Task directions:
Review the material line by line. Identify and copy every line that contains the string "text".

* * * * * * *

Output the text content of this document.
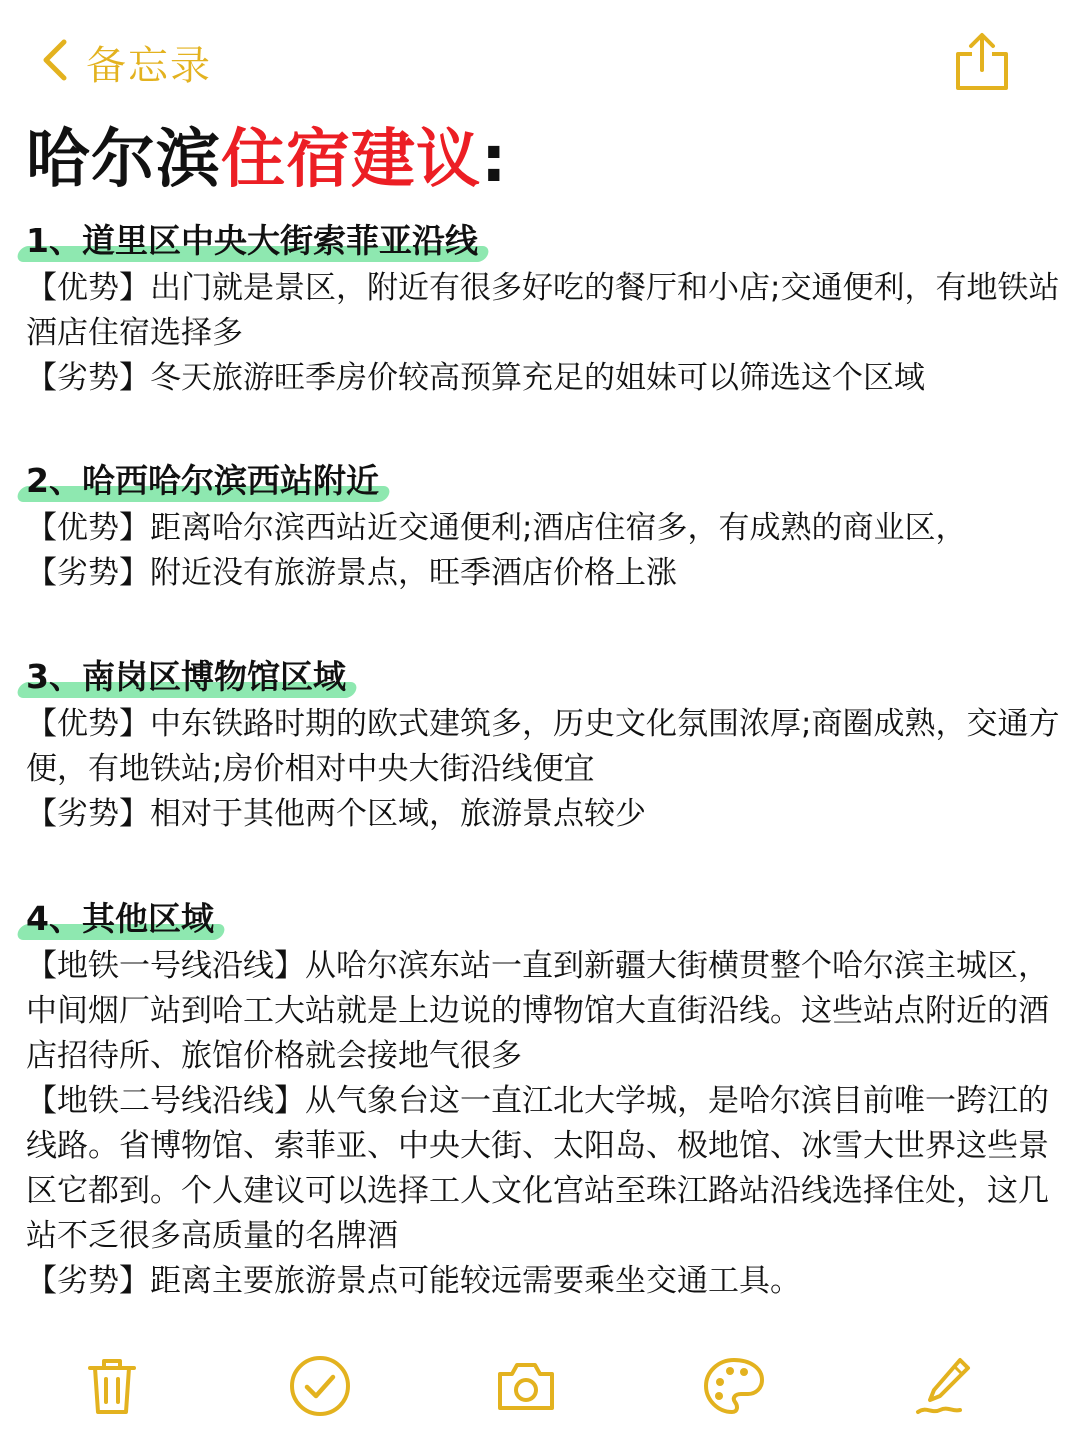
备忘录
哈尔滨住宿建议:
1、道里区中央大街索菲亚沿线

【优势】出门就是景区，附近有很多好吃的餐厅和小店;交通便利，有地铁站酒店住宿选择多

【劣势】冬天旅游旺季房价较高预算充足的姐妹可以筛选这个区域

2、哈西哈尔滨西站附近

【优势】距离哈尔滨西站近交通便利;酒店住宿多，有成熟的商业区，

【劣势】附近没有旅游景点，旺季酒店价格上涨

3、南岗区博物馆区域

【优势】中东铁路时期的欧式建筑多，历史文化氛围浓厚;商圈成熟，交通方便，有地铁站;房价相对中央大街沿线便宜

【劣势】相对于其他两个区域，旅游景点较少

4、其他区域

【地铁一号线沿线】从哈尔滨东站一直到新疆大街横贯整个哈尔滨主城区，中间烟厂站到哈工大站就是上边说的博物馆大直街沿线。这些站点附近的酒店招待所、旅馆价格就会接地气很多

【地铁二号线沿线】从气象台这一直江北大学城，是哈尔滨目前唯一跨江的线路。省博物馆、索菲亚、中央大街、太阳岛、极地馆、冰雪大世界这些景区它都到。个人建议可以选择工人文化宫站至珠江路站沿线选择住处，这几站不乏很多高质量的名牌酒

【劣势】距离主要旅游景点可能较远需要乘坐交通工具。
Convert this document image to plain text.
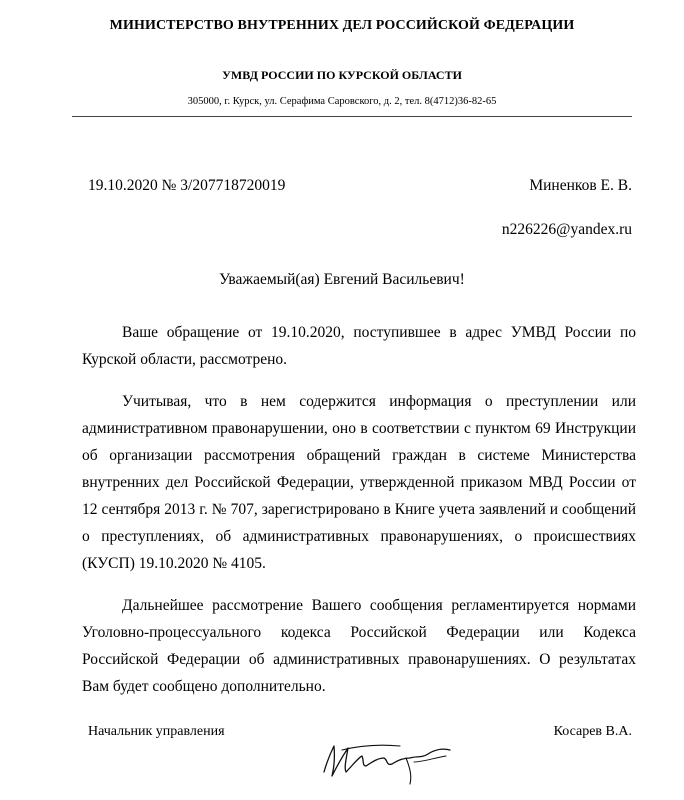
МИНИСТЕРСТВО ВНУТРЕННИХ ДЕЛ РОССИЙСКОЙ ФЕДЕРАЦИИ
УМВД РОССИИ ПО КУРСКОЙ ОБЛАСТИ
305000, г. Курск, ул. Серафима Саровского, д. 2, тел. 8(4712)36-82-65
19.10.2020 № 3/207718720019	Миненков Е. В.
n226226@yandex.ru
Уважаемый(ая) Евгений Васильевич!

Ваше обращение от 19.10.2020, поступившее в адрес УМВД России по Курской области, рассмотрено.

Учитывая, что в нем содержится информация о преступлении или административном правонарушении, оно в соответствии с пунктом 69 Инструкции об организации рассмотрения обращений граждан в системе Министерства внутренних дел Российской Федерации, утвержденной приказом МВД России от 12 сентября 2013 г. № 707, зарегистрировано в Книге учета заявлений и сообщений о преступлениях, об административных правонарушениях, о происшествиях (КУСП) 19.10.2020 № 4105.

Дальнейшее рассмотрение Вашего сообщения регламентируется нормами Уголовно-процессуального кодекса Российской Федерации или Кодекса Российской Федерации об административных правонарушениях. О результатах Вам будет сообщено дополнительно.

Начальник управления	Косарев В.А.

* * * * * * *

Response:
Output the text content of this document.
Convert this document image to plain text.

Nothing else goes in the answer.